§ Dataset entries:
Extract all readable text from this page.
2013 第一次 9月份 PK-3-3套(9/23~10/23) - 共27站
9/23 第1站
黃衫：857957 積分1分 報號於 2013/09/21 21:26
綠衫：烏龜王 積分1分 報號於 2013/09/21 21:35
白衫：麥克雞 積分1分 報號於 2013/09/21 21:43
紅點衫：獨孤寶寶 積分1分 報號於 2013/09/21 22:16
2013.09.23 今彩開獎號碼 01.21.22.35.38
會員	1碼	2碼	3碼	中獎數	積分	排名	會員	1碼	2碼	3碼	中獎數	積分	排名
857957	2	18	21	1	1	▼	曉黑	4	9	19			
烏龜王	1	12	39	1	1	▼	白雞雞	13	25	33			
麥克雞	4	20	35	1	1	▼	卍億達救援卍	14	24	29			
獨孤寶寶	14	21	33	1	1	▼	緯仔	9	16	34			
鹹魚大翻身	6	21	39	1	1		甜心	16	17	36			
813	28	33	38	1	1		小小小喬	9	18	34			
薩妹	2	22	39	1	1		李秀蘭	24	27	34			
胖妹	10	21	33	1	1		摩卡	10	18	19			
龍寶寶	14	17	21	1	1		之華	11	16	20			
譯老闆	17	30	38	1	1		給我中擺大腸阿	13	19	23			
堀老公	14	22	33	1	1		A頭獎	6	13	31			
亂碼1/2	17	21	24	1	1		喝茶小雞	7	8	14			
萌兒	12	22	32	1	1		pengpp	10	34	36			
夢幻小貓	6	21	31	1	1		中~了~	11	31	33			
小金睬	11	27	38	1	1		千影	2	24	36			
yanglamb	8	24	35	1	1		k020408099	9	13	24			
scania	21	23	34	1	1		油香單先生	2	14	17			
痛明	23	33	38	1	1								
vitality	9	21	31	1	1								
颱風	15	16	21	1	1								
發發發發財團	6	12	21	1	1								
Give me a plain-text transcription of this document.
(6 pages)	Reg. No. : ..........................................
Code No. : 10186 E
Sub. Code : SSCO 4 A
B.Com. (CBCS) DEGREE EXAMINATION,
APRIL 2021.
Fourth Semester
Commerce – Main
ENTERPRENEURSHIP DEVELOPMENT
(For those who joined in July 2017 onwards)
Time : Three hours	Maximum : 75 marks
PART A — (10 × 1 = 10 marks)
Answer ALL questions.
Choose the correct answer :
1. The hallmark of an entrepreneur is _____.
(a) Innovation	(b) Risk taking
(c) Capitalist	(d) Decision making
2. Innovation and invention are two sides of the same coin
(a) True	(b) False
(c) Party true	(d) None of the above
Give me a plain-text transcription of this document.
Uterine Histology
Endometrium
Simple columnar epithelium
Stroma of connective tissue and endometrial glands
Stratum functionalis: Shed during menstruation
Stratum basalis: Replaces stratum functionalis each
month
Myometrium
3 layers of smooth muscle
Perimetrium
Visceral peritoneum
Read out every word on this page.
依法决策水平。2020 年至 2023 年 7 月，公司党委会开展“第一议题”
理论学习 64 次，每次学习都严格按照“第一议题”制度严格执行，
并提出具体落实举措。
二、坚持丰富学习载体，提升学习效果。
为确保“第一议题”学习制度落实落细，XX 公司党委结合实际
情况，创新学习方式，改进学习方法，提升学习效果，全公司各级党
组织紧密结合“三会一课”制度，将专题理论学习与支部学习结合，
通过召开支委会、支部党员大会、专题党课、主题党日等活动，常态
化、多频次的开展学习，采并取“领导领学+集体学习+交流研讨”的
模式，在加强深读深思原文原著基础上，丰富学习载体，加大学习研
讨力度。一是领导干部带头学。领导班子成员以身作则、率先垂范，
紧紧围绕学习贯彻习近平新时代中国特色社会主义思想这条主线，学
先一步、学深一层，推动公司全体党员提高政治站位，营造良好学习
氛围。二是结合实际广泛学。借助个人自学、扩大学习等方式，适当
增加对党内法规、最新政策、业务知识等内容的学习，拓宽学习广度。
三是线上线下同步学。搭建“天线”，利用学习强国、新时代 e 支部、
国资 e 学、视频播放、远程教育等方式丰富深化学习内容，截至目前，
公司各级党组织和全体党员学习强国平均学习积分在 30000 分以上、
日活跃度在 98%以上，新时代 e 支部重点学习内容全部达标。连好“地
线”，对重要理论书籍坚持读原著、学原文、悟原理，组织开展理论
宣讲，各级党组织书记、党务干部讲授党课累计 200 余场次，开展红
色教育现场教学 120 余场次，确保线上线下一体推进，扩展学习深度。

§ TASK STATEMENT:
Make an exact copy of all the data.

§ THE COMPLETED TASK:
Extract all readable text from this page.
2013 第一次 9月份 PK-3-3套(9/23~10/23) - 共27站
9/23 第1站
黃衫：857957 積分1分 報號於 2013/09/21 21:26
綠衫：烏龜王 積分1分 報號於 2013/09/21 21:35
白衫：麥克雞 積分1分 報號於 2013/09/21 21:43
紅點衫：獨孤寶寶 積分1分 報號於 2013/09/21 22:16
2013.09.23 今彩開獎號碼 01.21.22.35.38
會員	1碼	2碼	3碼	中獎數	積分	排名	會員	1碼	2碼	3碼	中獎數	積分	排名
857957	2	18	21	1	1	▼	曉黑	4	9	19			
烏龜王	1	12	39	1	1	▼	白雞雞	13	25	33			
麥克雞	4	20	35	1	1	▼	卍億達救援卍	14	24	29			
獨孤寶寶	14	21	33	1	1	▼	緯仔	9	16	34			
鹹魚大翻身	6	21	39	1	1		甜心	16	17	36			
813	28	33	38	1	1		小小小喬	9	18	34			
薩妹	2	22	39	1	1		李秀蘭	24	27	34			
胖妹	10	21	33	1	1		摩卡	10	18	19			
龍寶寶	14	17	21	1	1		之華	11	16	20			
譯老闆	17	30	38	1	1		給我中擺大腸阿	13	19	23			
堀老公	14	22	33	1	1		A頭獎	6	13	31			
亂碼1/2	17	21	24	1	1		喝茶小雞	7	8	14			
萌兒	12	22	32	1	1		pengpp	10	34	36			
夢幻小貓	6	21	31	1	1		中~了~	11	31	33			
小金睬	11	27	38	1	1		千影	2	24	36			
yanglamb	8	24	35	1	1		k020408099	9	13	24			
scania	21	23	34	1	1		油香單先生	2	14	17			
痛明	23	33	38	1	1								
vitality	9	21	31	1	1								
颱風	15	16	21	1	1								
發發發發財團	6	12	21	1	1								
Give me a plain-text transcription of this document.
(6 pages)	Reg. No. : ..........................................
Code No. : 10186 E
Sub. Code : SSCO 4 A
B.Com. (CBCS) DEGREE EXAMINATION,
APRIL 2021.
Fourth Semester
Commerce – Main
ENTERPRENEURSHIP DEVELOPMENT
(For those who joined in July 2017 onwards)
Time : Three hours	Maximum : 75 marks
PART A — (10 × 1 = 10 marks)
Answer ALL questions.
Choose the correct answer :
1. The hallmark of an entrepreneur is _____.
(a) Innovation	(b) Risk taking
(c) Capitalist	(d) Decision making
2. Innovation and invention are two sides of the same coin
(a) True	(b) False
(c) Party true	(d) None of the above
Give me a plain-text transcription of this document.
Uterine Histology
Endometrium
Simple columnar epithelium
Stroma of connective tissue and endometrial glands
Stratum functionalis: Shed during menstruation
Stratum basalis: Replaces stratum functionalis each
month
Myometrium
3 layers of smooth muscle
Perimetrium
Visceral peritoneum
Read out every word on this page.
依法决策水平。2020 年至 2023 年 7 月，公司党委会开展“第一议题”
理论学习 64 次，每次学习都严格按照“第一议题”制度严格执行，
并提出具体落实举措。
二、坚持丰富学习载体，提升学习效果。
为确保“第一议题”学习制度落实落细，XX 公司党委结合实际
情况，创新学习方式，改进学习方法，提升学习效果，全公司各级党
组织紧密结合“三会一课”制度，将专题理论学习与支部学习结合，
通过召开支委会、支部党员大会、专题党课、主题党日等活动，常态
化、多频次的开展学习，采并取“领导领学+集体学习+交流研讨”的
模式，在加强深读深思原文原著基础上，丰富学习载体，加大学习研
讨力度。一是领导干部带头学。领导班子成员以身作则、率先垂范，
紧紧围绕学习贯彻习近平新时代中国特色社会主义思想这条主线，学
先一步、学深一层，推动公司全体党员提高政治站位，营造良好学习
氛围。二是结合实际广泛学。借助个人自学、扩大学习等方式，适当
增加对党内法规、最新政策、业务知识等内容的学习，拓宽学习广度。
三是线上线下同步学。搭建“天线”，利用学习强国、新时代 e 支部、
国资 e 学、视频播放、远程教育等方式丰富深化学习内容，截至目前，
公司各级党组织和全体党员学习强国平均学习积分在 30000 分以上、
日活跃度在 98%以上，新时代 e 支部重点学习内容全部达标。连好“地
线”，对重要理论书籍坚持读原著、学原文、悟原理，组织开展理论
宣讲，各级党组织书记、党务干部讲授党课累计 200 余场次，开展红
色教育现场教学 120 余场次，确保线上线下一体推进，扩展学习深度。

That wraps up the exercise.